*** Entries provided ***

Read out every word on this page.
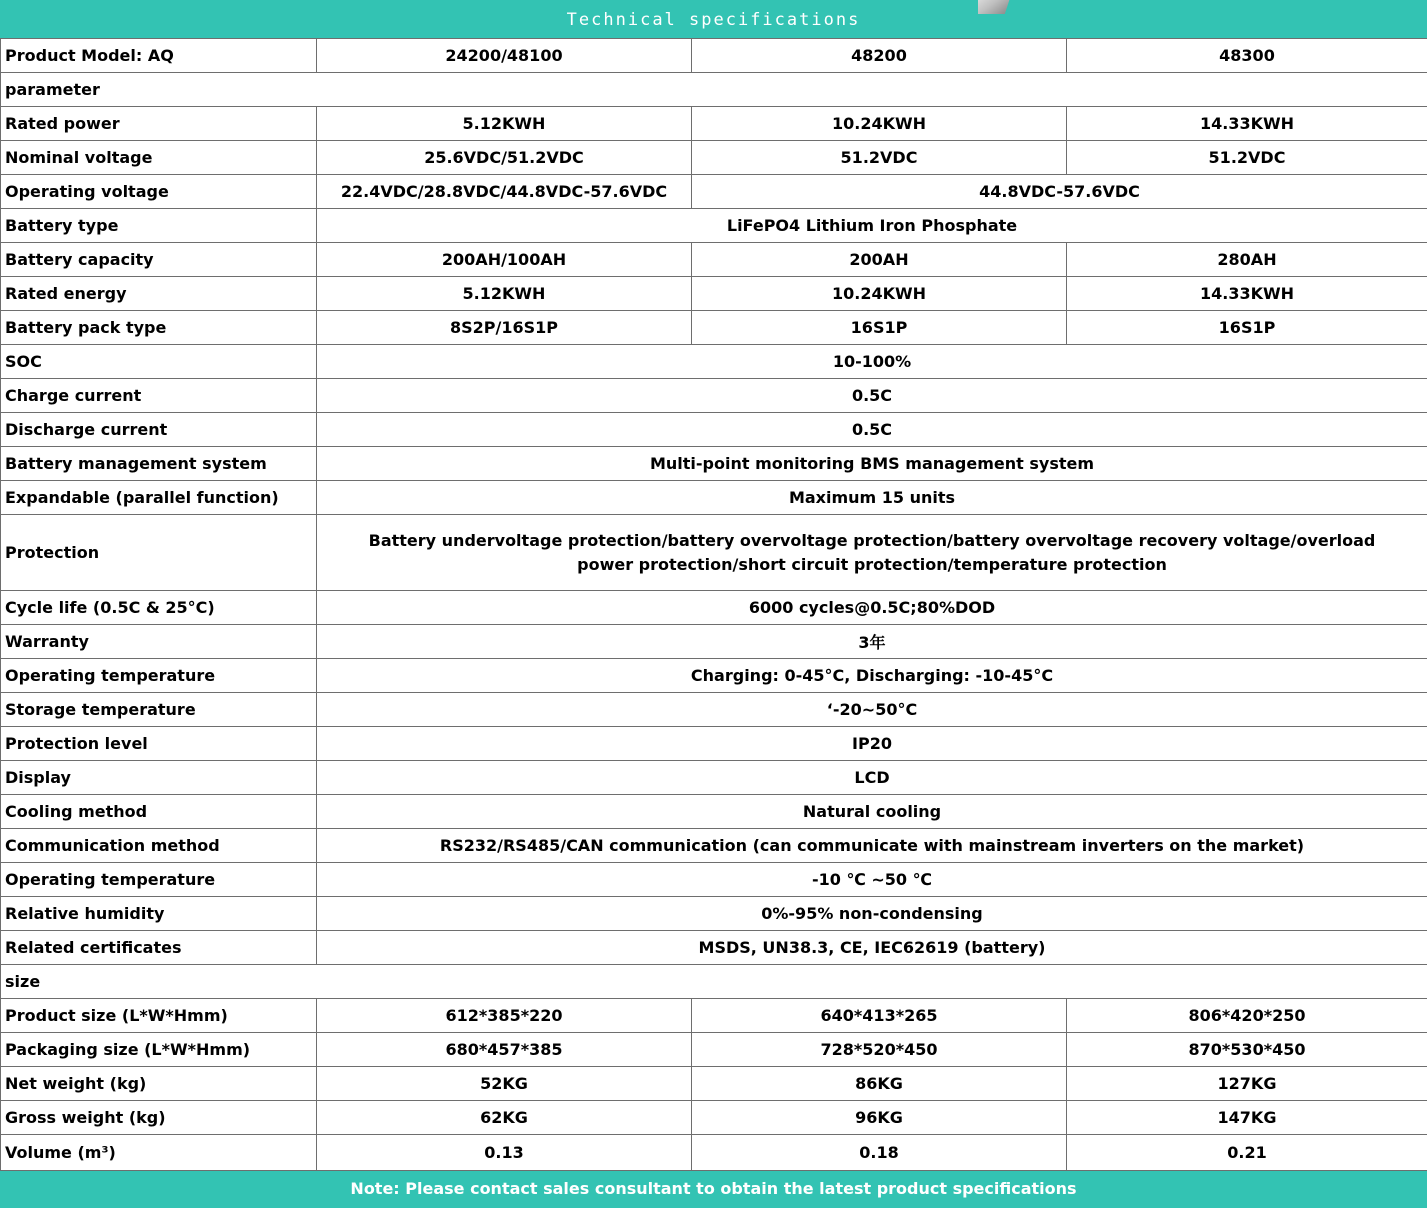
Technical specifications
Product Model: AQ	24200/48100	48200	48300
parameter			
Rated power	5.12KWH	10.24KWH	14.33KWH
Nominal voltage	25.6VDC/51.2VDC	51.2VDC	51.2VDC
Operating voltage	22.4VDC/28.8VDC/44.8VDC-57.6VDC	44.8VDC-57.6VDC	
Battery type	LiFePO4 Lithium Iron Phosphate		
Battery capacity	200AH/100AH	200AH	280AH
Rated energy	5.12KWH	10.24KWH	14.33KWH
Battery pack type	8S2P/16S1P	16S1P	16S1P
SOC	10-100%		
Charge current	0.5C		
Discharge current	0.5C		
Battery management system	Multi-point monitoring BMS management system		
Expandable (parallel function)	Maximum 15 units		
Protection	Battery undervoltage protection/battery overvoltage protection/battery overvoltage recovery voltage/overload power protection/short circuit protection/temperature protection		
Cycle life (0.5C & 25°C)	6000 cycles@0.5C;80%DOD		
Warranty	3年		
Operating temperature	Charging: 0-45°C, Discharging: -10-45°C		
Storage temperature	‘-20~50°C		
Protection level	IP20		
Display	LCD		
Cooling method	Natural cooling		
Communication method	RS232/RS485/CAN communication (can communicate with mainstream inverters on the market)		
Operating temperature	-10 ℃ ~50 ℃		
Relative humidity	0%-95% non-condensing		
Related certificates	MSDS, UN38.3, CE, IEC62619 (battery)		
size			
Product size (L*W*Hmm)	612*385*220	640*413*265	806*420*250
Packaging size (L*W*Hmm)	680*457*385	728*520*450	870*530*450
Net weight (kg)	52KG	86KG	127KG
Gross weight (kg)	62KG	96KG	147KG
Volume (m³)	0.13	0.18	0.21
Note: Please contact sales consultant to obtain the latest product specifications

***

Given task - Gather from the data above every line with the string "weight".

Solution to this task -
Net weight (kg)	52KG	86KG	127KG
Gross weight (kg)	62KG	96KG	147KG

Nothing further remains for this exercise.